SET EXERCISE:
Write only the number of lines in the records beneath that hold "ffffff".

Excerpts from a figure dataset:
━━━━━━━━━━━━━━━━

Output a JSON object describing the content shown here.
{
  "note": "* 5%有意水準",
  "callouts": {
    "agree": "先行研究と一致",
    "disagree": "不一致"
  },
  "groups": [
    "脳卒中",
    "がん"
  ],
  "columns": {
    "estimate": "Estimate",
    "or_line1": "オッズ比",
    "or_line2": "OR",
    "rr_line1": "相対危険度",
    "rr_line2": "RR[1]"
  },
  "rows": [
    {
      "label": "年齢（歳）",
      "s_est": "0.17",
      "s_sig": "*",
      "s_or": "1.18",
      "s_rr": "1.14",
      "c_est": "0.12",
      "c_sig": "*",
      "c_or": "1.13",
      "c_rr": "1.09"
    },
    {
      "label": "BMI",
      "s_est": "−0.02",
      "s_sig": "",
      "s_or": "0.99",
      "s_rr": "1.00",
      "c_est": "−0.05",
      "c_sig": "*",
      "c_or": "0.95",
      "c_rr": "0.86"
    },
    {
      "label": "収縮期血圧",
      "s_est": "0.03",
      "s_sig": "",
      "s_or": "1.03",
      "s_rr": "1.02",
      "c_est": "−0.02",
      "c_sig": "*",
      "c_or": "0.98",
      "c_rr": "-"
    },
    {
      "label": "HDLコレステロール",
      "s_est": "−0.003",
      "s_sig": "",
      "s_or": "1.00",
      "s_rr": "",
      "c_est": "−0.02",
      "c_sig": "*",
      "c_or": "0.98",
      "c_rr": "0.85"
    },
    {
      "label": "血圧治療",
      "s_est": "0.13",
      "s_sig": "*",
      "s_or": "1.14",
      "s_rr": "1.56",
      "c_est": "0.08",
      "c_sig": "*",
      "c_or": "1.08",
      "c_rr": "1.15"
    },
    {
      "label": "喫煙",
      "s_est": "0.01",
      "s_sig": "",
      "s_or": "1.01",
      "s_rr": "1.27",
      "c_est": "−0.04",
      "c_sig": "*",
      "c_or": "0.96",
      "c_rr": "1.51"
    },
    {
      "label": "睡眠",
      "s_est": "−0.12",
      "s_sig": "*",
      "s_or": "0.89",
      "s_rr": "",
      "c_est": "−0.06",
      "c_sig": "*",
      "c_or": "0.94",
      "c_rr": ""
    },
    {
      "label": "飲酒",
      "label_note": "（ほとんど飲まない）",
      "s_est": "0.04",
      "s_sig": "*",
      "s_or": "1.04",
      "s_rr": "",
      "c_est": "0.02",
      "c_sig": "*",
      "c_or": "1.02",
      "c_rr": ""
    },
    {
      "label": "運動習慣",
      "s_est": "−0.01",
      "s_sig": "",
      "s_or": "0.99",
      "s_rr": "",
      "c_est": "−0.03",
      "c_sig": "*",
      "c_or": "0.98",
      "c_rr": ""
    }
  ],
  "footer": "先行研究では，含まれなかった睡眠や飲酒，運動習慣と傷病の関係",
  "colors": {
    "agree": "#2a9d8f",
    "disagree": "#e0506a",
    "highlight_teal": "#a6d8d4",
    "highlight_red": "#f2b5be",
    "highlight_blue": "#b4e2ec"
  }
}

━━━━━━━━━━━━━━━━

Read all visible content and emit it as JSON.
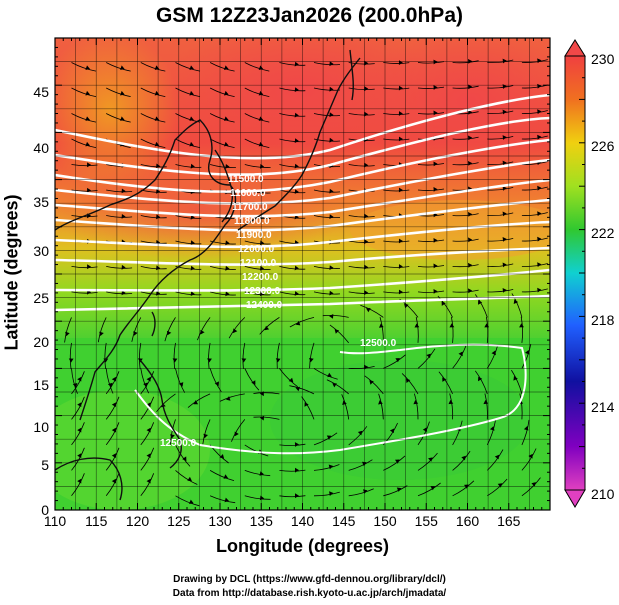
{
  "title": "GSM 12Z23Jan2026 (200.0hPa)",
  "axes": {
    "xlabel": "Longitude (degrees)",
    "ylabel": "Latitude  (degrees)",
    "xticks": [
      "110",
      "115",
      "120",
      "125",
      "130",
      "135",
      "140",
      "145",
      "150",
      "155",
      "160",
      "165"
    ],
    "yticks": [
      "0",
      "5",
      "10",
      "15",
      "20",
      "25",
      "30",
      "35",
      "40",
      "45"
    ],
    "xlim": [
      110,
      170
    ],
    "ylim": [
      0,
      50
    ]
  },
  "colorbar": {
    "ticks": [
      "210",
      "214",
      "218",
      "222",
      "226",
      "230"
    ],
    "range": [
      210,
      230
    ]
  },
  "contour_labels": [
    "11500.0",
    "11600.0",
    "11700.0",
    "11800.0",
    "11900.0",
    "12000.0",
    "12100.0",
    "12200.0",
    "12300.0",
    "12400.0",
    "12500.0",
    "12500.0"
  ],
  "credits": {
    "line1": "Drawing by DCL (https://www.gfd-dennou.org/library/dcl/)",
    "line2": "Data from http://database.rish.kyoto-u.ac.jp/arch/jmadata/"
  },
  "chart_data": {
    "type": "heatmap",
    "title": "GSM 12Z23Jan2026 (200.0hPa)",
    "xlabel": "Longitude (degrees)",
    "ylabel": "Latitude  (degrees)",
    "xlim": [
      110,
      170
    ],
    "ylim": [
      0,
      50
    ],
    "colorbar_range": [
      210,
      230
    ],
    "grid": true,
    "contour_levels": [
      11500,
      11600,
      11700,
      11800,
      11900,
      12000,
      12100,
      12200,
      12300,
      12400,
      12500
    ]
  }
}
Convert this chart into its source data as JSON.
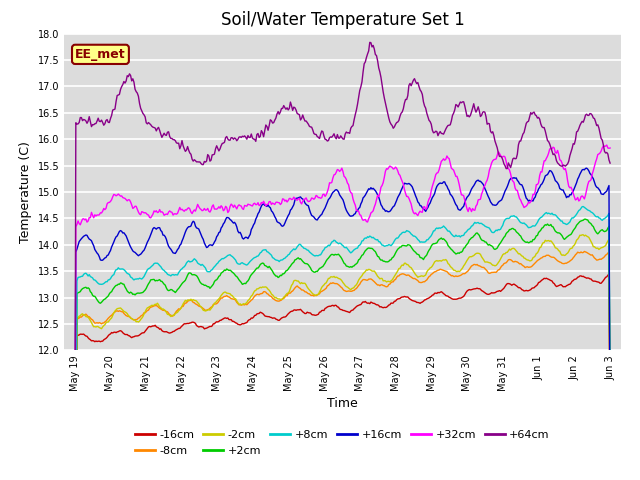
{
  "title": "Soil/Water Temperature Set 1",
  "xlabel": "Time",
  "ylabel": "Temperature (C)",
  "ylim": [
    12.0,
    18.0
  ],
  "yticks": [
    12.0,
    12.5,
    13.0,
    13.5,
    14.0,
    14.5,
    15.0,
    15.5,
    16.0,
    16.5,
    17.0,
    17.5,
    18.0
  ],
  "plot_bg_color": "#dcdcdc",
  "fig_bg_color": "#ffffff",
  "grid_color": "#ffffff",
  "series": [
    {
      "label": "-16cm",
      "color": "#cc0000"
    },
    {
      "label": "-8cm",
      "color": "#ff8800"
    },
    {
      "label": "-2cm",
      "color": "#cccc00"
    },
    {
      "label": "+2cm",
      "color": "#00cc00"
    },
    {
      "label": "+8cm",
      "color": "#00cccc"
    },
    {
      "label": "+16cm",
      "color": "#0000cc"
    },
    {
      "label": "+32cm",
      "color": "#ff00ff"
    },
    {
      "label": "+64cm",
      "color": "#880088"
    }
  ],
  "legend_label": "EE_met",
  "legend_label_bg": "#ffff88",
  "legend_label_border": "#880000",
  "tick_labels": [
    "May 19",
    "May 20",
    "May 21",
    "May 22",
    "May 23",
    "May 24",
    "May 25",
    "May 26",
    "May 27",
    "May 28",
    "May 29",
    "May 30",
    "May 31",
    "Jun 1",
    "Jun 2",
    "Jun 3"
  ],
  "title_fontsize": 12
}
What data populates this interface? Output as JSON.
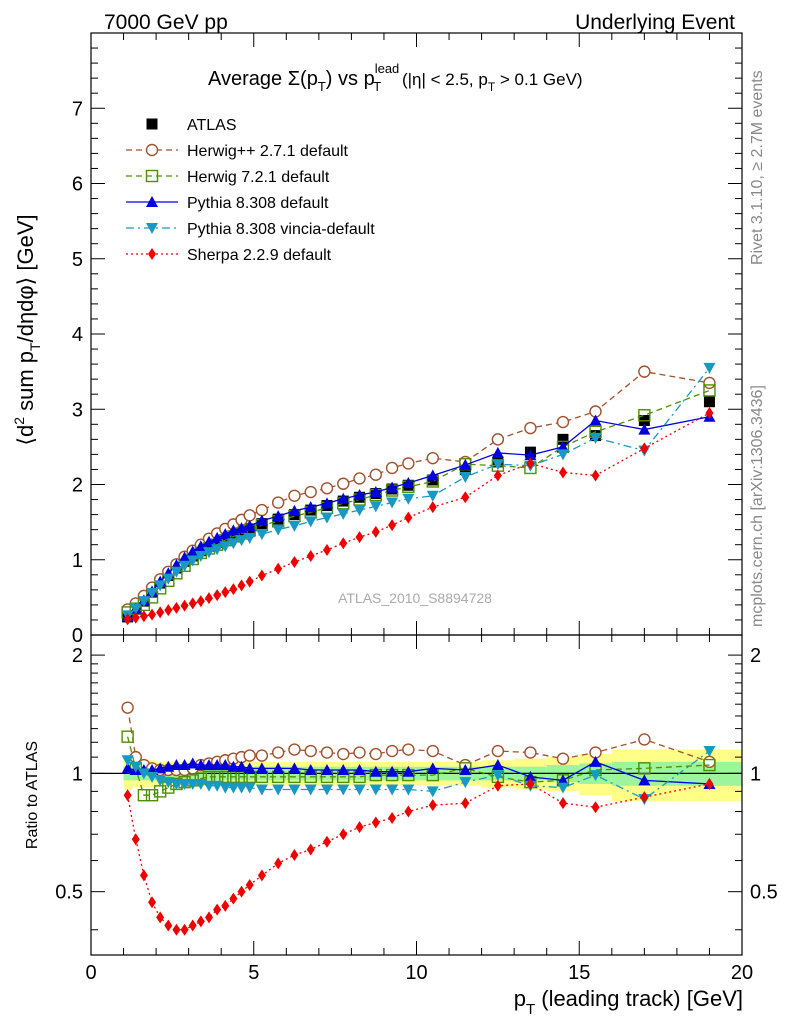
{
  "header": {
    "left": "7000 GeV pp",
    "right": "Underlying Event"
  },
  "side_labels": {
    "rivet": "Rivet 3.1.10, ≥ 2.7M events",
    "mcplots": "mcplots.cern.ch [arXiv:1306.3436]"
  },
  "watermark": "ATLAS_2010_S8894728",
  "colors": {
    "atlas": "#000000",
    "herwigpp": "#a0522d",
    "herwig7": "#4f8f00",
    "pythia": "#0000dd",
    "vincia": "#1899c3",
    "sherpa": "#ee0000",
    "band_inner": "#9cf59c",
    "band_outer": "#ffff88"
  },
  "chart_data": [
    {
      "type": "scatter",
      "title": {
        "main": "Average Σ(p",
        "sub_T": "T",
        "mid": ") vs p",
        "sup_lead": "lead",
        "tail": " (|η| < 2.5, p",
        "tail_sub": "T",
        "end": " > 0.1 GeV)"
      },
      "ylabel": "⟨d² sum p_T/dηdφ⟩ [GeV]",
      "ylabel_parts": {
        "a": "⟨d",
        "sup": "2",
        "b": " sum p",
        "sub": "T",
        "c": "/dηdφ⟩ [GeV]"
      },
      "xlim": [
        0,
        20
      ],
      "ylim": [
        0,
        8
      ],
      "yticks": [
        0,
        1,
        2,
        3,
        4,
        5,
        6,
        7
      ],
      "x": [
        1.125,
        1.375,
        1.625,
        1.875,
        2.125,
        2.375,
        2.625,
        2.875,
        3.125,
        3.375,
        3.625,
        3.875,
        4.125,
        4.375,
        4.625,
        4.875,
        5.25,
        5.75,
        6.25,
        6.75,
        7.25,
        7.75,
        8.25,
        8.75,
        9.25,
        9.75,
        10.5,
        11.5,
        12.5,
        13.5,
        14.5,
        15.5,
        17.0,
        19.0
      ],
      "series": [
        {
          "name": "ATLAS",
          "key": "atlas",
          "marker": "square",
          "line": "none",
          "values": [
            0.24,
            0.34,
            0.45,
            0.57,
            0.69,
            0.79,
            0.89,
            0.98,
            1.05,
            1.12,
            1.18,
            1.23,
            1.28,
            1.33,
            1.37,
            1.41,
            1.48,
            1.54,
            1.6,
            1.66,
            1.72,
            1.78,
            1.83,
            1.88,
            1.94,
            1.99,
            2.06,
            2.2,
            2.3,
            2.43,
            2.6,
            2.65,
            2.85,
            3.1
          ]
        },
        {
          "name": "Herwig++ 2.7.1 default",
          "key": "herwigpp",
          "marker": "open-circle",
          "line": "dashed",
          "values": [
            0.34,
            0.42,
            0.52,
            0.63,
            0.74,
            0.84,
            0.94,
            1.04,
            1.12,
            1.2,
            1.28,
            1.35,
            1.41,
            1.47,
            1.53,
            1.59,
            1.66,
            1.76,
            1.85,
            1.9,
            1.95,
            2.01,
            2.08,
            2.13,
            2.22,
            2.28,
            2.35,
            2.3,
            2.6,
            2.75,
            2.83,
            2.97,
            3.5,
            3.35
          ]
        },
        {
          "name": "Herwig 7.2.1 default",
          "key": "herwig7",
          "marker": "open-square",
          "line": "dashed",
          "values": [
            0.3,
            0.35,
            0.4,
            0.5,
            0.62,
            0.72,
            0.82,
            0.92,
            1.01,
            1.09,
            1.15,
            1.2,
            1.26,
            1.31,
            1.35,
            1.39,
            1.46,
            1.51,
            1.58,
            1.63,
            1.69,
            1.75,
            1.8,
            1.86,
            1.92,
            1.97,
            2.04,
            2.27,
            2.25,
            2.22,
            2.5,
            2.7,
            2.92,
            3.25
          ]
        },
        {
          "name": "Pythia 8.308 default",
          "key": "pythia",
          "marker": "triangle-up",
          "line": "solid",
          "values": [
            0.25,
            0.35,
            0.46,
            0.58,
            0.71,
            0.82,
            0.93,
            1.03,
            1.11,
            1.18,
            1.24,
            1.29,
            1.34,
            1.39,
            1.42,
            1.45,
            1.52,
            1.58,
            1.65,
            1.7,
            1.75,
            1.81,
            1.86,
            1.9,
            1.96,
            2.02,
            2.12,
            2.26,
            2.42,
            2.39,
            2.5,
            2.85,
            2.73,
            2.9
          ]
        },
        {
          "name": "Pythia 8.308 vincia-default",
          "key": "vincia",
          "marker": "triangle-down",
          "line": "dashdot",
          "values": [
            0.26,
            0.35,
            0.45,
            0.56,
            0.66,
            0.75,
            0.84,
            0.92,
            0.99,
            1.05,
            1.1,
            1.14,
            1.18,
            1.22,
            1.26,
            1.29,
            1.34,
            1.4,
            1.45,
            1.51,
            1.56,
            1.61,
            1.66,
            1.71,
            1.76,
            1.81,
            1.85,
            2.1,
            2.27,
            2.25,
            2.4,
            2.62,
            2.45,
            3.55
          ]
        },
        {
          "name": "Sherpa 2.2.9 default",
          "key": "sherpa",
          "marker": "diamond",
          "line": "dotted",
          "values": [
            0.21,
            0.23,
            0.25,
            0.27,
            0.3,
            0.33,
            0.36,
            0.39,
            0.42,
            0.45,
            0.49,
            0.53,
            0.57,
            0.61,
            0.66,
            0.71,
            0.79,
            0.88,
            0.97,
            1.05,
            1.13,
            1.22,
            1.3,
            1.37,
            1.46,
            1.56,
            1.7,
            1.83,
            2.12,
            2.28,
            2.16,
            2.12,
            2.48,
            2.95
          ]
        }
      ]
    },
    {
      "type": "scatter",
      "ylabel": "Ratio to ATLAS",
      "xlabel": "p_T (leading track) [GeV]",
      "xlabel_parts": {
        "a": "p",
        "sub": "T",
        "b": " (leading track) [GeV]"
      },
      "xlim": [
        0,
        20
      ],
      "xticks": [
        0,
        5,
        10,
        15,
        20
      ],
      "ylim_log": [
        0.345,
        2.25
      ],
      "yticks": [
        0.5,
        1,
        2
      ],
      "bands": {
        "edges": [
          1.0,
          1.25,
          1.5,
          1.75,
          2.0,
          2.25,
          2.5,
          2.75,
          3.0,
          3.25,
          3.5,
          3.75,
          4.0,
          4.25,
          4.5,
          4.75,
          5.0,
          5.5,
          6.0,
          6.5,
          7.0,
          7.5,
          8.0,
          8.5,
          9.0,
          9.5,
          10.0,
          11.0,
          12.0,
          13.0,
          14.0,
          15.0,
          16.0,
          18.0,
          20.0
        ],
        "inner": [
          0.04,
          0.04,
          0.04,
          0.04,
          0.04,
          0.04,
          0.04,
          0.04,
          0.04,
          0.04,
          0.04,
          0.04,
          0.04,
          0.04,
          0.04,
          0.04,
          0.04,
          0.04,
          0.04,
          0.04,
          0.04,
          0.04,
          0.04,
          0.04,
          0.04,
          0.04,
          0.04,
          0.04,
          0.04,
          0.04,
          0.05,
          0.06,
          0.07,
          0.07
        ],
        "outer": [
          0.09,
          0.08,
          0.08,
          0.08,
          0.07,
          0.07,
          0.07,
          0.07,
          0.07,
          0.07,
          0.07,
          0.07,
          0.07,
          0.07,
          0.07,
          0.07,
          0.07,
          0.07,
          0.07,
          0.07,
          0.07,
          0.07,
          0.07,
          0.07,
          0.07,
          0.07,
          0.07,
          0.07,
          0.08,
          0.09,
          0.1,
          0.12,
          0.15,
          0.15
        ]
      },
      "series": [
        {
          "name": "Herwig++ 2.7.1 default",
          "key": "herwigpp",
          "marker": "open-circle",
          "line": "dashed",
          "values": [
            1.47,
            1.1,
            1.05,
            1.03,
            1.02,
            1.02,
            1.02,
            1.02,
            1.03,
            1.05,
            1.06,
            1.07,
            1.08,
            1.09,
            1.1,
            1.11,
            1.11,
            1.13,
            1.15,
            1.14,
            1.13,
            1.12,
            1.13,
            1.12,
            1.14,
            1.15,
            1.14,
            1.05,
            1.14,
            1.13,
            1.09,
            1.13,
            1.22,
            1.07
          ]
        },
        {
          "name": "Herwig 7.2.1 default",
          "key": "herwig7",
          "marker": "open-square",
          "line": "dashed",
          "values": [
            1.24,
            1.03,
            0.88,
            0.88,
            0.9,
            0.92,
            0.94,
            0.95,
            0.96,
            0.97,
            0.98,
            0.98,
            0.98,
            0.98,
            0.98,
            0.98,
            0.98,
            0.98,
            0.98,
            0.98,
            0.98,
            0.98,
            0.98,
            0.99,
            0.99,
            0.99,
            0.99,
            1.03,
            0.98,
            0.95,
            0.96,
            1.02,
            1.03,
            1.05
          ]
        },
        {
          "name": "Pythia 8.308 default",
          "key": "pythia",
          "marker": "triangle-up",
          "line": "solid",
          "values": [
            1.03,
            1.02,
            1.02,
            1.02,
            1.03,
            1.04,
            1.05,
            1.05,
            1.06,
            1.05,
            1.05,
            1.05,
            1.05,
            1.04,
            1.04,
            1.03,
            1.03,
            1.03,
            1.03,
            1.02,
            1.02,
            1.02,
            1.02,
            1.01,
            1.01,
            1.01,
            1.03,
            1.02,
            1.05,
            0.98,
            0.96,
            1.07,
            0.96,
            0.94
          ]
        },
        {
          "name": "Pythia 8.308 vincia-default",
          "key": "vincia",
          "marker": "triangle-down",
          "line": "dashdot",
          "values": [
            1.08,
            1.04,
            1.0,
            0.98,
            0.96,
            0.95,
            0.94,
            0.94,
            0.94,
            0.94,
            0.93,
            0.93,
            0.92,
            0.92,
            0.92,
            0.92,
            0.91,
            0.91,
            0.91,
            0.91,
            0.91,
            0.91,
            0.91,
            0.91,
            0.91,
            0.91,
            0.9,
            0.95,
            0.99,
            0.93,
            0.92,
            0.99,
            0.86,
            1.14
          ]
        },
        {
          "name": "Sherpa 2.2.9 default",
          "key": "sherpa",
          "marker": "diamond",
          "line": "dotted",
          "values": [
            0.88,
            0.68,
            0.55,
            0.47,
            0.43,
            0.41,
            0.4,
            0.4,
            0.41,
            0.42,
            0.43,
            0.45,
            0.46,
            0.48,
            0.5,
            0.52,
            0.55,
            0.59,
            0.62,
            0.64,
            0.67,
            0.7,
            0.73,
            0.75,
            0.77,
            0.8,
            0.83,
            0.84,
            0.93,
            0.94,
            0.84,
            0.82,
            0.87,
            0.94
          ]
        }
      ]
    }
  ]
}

━━━━━━━━━━━━━━━━

FINISHED TASK:
2